#### Stated exercise
Gather every line holding the string "value".

#### Source records
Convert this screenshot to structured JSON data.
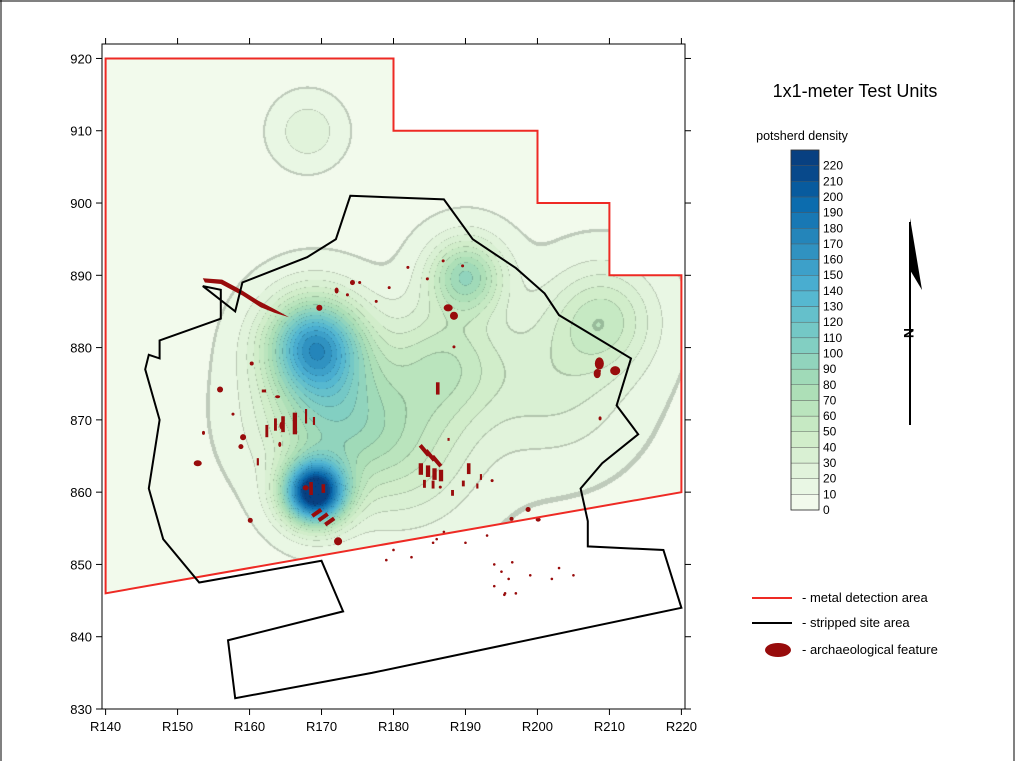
{
  "chart_data": {
    "type": "heatmap",
    "title": "1x1-meter Test Units",
    "colorbar": {
      "title": "potsherd density",
      "levels": [
        0,
        10,
        20,
        30,
        40,
        50,
        60,
        70,
        80,
        90,
        100,
        110,
        120,
        130,
        140,
        150,
        160,
        170,
        180,
        190,
        200,
        210,
        220
      ],
      "min": 0,
      "max": 220
    },
    "x_axis": {
      "min": 139.5,
      "max": 220.5,
      "ticks": [
        140,
        150,
        160,
        170,
        180,
        190,
        200,
        210,
        220
      ],
      "tick_labels": [
        "R140",
        "R150",
        "R160",
        "R170",
        "R180",
        "R190",
        "R200",
        "R210",
        "R220"
      ]
    },
    "y_axis": {
      "min": 830,
      "max": 922,
      "ticks": [
        830,
        840,
        850,
        860,
        870,
        880,
        890,
        900,
        910,
        920
      ],
      "tick_labels": [
        "830",
        "840",
        "850",
        "860",
        "870",
        "880",
        "890",
        "900",
        "910",
        "920"
      ]
    },
    "density_peaks": [
      {
        "x": 169,
        "y": 860,
        "value": 225,
        "spread": 4.2
      },
      {
        "x": 169,
        "y": 880.5,
        "value": 140,
        "spread": 6.5
      },
      {
        "x": 171,
        "y": 871,
        "value": 70,
        "spread": 9
      },
      {
        "x": 181,
        "y": 866,
        "value": 40,
        "spread": 10
      },
      {
        "x": 190,
        "y": 890,
        "value": 80,
        "spread": 5
      },
      {
        "x": 187,
        "y": 878,
        "value": 45,
        "spread": 8
      },
      {
        "x": 209,
        "y": 884,
        "value": 45,
        "spread": 7
      },
      {
        "x": 202,
        "y": 875,
        "value": 25,
        "spread": 10
      },
      {
        "x": 168,
        "y": 910,
        "value": 22,
        "spread": 4
      }
    ],
    "metal_detection_area": [
      [
        140,
        920
      ],
      [
        180,
        920
      ],
      [
        180,
        910
      ],
      [
        200,
        910
      ],
      [
        200,
        900
      ],
      [
        210,
        900
      ],
      [
        210,
        890
      ],
      [
        220,
        890
      ],
      [
        220,
        860
      ],
      [
        140,
        846
      ]
    ],
    "stripped_site_area": [
      [
        174,
        901
      ],
      [
        187,
        900.5
      ],
      [
        191,
        895
      ],
      [
        197,
        891
      ],
      [
        201,
        887.5
      ],
      [
        203,
        884.5
      ],
      [
        213,
        878.5
      ],
      [
        211,
        872
      ],
      [
        214,
        868
      ],
      [
        209,
        864
      ],
      [
        206,
        860.5
      ],
      [
        207,
        856
      ],
      [
        207,
        852.5
      ],
      [
        217.5,
        852
      ],
      [
        220,
        844
      ],
      [
        177,
        835
      ],
      [
        158,
        831.5
      ],
      [
        157,
        839.5
      ],
      [
        173,
        843.5
      ],
      [
        170,
        850.5
      ],
      [
        153,
        847.5
      ],
      [
        148,
        853.5
      ],
      [
        146,
        860.5
      ],
      [
        147.5,
        870
      ],
      [
        145.5,
        877
      ],
      [
        146,
        879
      ],
      [
        147.5,
        878.5
      ],
      [
        147.5,
        881
      ],
      [
        156,
        884
      ],
      [
        156,
        888
      ],
      [
        153.5,
        888.5
      ],
      [
        158,
        885
      ],
      [
        159,
        889
      ],
      [
        168,
        892.5
      ],
      [
        172,
        895
      ]
    ],
    "features": [
      {
        "shape": "ellipse",
        "x": 210.8,
        "y": 876.8,
        "rx": 1.0,
        "ry": 0.9
      },
      {
        "shape": "ellipse",
        "x": 208.6,
        "y": 877.8,
        "rx": 0.9,
        "ry": 1.2
      },
      {
        "shape": "ellipse",
        "x": 208.3,
        "y": 876.4,
        "rx": 0.7,
        "ry": 0.9
      },
      {
        "shape": "ellipse",
        "x": 187.6,
        "y": 885.5,
        "rx": 0.9,
        "ry": 0.7
      },
      {
        "shape": "ellipse",
        "x": 188.4,
        "y": 884.4,
        "rx": 0.8,
        "ry": 0.8
      },
      {
        "shape": "ellipse",
        "x": 169.7,
        "y": 885.5,
        "rx": 0.6,
        "ry": 0.6
      },
      {
        "shape": "ellipse",
        "x": 160.3,
        "y": 877.8,
        "rx": 0.4,
        "ry": 0.4
      },
      {
        "shape": "ellipse",
        "x": 155.9,
        "y": 874.2,
        "rx": 0.6,
        "ry": 0.6
      },
      {
        "shape": "ellipse",
        "x": 152.8,
        "y": 864.0,
        "rx": 0.8,
        "ry": 0.6
      },
      {
        "shape": "ellipse",
        "x": 159.1,
        "y": 867.6,
        "rx": 0.6,
        "ry": 0.6
      },
      {
        "shape": "ellipse",
        "x": 158.8,
        "y": 866.3,
        "rx": 0.5,
        "ry": 0.5
      },
      {
        "shape": "ellipse",
        "x": 167.8,
        "y": 860.6,
        "rx": 0.6,
        "ry": 0.5
      },
      {
        "shape": "ellipse",
        "x": 172.3,
        "y": 853.2,
        "rx": 0.8,
        "ry": 0.8
      },
      {
        "shape": "ellipse",
        "x": 160.1,
        "y": 856.1,
        "rx": 0.5,
        "ry": 0.5
      },
      {
        "shape": "ellipse",
        "x": 200.1,
        "y": 856.2,
        "rx": 0.5,
        "ry": 0.4
      },
      {
        "shape": "ellipse",
        "x": 198.7,
        "y": 857.6,
        "rx": 0.5,
        "ry": 0.5
      },
      {
        "shape": "ellipse",
        "x": 196.4,
        "y": 856.3,
        "rx": 0.4,
        "ry": 0.4
      },
      {
        "shape": "ellipse",
        "x": 164.5,
        "y": 869.2,
        "rx": 0.5,
        "ry": 0.8
      },
      {
        "shape": "ellipse",
        "x": 174.3,
        "y": 889.0,
        "rx": 0.5,
        "ry": 0.5
      },
      {
        "shape": "ellipse",
        "x": 172.1,
        "y": 887.9,
        "rx": 0.4,
        "ry": 0.6
      },
      {
        "shape": "ellipse",
        "x": 193.7,
        "y": 861.6,
        "rx": 0.3,
        "ry": 0.3
      },
      {
        "shape": "ellipse",
        "x": 208.7,
        "y": 870.2,
        "rx": 0.3,
        "ry": 0.4
      },
      {
        "shape": "ellipse",
        "x": 163.9,
        "y": 873.2,
        "rx": 0.5,
        "ry": 0.2
      },
      {
        "shape": "ellipse",
        "x": 164.2,
        "y": 866.6,
        "rx": 0.3,
        "ry": 0.5
      },
      {
        "shape": "ellipse",
        "x": 173.6,
        "y": 887.3,
        "rx": 0.3,
        "ry": 0.3
      },
      {
        "shape": "ellipse",
        "x": 157.7,
        "y": 870.8,
        "rx": 0.3,
        "ry": 0.3
      },
      {
        "shape": "ellipse",
        "x": 153.6,
        "y": 868.2,
        "rx": 0.3,
        "ry": 0.4
      },
      {
        "shape": "ellipse",
        "x": 186.5,
        "y": 860.7,
        "rx": 0.3,
        "ry": 0.2
      },
      {
        "shape": "ellipse",
        "x": 189.6,
        "y": 891.3,
        "rx": 0.3,
        "ry": 0.3
      },
      {
        "shape": "ellipse",
        "x": 186.9,
        "y": 892.0,
        "rx": 0.3,
        "ry": 0.3
      },
      {
        "shape": "ellipse",
        "x": 182.0,
        "y": 891.1,
        "rx": 0.3,
        "ry": 0.3
      },
      {
        "shape": "ellipse",
        "x": 179.4,
        "y": 888.3,
        "rx": 0.2,
        "ry": 0.2
      },
      {
        "shape": "ellipse",
        "x": 175.3,
        "y": 889.0,
        "rx": 0.3,
        "ry": 0.3
      },
      {
        "shape": "ellipse",
        "x": 184.7,
        "y": 889.5,
        "rx": 0.2,
        "ry": 0.2
      },
      {
        "shape": "ellipse",
        "x": 188.4,
        "y": 880.1,
        "rx": 0.2,
        "ry": 0.2
      },
      {
        "shape": "ellipse",
        "x": 177.6,
        "y": 886.4,
        "rx": 0.2,
        "ry": 0.2
      },
      {
        "shape": "rect",
        "x": 167.7,
        "y": 869.5,
        "w": 0.3,
        "h": 2.0
      },
      {
        "shape": "rect",
        "x": 166.0,
        "y": 868.0,
        "w": 0.6,
        "h": 3.0
      },
      {
        "shape": "rect",
        "x": 163.4,
        "y": 868.5,
        "w": 0.4,
        "h": 1.7
      },
      {
        "shape": "rect",
        "x": 162.2,
        "y": 867.6,
        "w": 0.4,
        "h": 1.7
      },
      {
        "shape": "rect",
        "x": 164.4,
        "y": 868.3,
        "w": 0.5,
        "h": 2.2
      },
      {
        "shape": "rect",
        "x": 161.0,
        "y": 863.7,
        "w": 0.3,
        "h": 1.0
      },
      {
        "shape": "rect",
        "x": 168.8,
        "y": 869.3,
        "w": 0.3,
        "h": 1.1
      },
      {
        "shape": "rect",
        "x": 168.3,
        "y": 859.6,
        "w": 0.5,
        "h": 1.8
      },
      {
        "shape": "rect",
        "x": 170.0,
        "y": 859.9,
        "w": 0.5,
        "h": 1.2
      },
      {
        "shape": "rect",
        "x": 161.7,
        "y": 873.8,
        "w": 0.6,
        "h": 0.4
      },
      {
        "shape": "rect",
        "x": 185.9,
        "y": 873.5,
        "w": 0.5,
        "h": 1.7
      },
      {
        "shape": "rect",
        "x": 187.5,
        "y": 867.1,
        "w": 0.3,
        "h": 0.4
      },
      {
        "shape": "rect",
        "x": 183.5,
        "y": 862.4,
        "w": 0.6,
        "h": 1.6
      },
      {
        "shape": "rect",
        "x": 184.5,
        "y": 862.1,
        "w": 0.6,
        "h": 1.6
      },
      {
        "shape": "rect",
        "x": 185.4,
        "y": 861.7,
        "w": 0.6,
        "h": 1.6
      },
      {
        "shape": "rect",
        "x": 186.3,
        "y": 861.5,
        "w": 0.6,
        "h": 1.6
      },
      {
        "shape": "rect",
        "x": 184.1,
        "y": 860.6,
        "w": 0.4,
        "h": 1.1
      },
      {
        "shape": "rect",
        "x": 185.3,
        "y": 860.5,
        "w": 0.4,
        "h": 1.1
      },
      {
        "shape": "rect",
        "x": 188.0,
        "y": 859.5,
        "w": 0.4,
        "h": 0.8
      },
      {
        "shape": "rect",
        "x": 189.5,
        "y": 860.8,
        "w": 0.4,
        "h": 0.8
      },
      {
        "shape": "rect",
        "x": 190.2,
        "y": 862.5,
        "w": 0.5,
        "h": 1.5
      },
      {
        "shape": "rect",
        "x": 191.5,
        "y": 860.5,
        "w": 0.3,
        "h": 0.7
      },
      {
        "shape": "rect",
        "x": 192.0,
        "y": 861.7,
        "w": 0.3,
        "h": 0.8
      },
      {
        "shape": "rect",
        "x": 208.5,
        "y": 876.6,
        "w": 0.3,
        "h": 0.3
      }
    ]
  },
  "legend": {
    "items": [
      {
        "label": "- metal detection area",
        "color": "#ee2a24",
        "marker": "line"
      },
      {
        "label": "- stripped site area",
        "color": "#000000",
        "marker": "line"
      },
      {
        "label": "- archaeological feature",
        "color": "#980c0c",
        "marker": "ellipse"
      }
    ]
  },
  "north_arrow": {
    "label": "N"
  },
  "colors": {
    "feature": "#980c0c",
    "metal_detection": "#ee2a24",
    "stripped_site": "#000000",
    "low_density": "#f7fcf0",
    "high_density": "#08306b"
  }
}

#### Completed exercise
        "value": 225,
        "value": 140,
        "value": 70,
        "value": 40,
        "value": 80,
        "value": 45,
        "value": 45,
        "value": 25,
        "value": 22,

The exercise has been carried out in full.